• _Information supplied_
::::

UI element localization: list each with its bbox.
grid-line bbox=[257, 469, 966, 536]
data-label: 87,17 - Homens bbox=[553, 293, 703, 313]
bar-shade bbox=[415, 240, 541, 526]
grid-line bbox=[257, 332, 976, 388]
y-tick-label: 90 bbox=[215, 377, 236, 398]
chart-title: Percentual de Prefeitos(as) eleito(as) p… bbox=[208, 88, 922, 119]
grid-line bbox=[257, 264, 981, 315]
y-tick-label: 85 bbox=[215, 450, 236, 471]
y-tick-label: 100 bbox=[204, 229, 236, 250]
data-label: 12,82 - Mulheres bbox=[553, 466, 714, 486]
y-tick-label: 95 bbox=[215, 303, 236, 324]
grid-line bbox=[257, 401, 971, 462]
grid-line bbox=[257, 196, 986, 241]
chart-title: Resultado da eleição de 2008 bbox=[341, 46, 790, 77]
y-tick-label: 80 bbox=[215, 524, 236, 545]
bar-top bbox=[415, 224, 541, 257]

::::

Please count the lines in the rows above that contain the string "grid", treating uppercase and lowercase as different, and give only the number.

5